-- begin --

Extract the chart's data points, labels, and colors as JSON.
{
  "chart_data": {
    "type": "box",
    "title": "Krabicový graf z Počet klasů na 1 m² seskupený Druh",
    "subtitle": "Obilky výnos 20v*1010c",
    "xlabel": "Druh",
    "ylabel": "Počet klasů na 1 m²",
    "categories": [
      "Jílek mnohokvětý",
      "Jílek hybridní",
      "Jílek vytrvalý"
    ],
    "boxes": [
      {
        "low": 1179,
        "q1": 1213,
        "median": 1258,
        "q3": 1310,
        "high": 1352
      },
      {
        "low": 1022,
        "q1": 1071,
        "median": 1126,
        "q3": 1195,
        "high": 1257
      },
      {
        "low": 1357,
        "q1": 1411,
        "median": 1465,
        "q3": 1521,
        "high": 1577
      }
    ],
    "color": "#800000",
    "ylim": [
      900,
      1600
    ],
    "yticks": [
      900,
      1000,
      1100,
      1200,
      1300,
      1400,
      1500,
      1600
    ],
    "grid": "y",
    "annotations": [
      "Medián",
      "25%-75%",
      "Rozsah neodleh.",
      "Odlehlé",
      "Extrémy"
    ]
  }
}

-- end --

### Exercise instructions:
Using the records above, list each line that includes "Počet".

### Task response:
    "title": "Krabicový graf z Počet klasů na 1 m² seskupený Druh",
    "ylabel": "Počet klasů na 1 m²",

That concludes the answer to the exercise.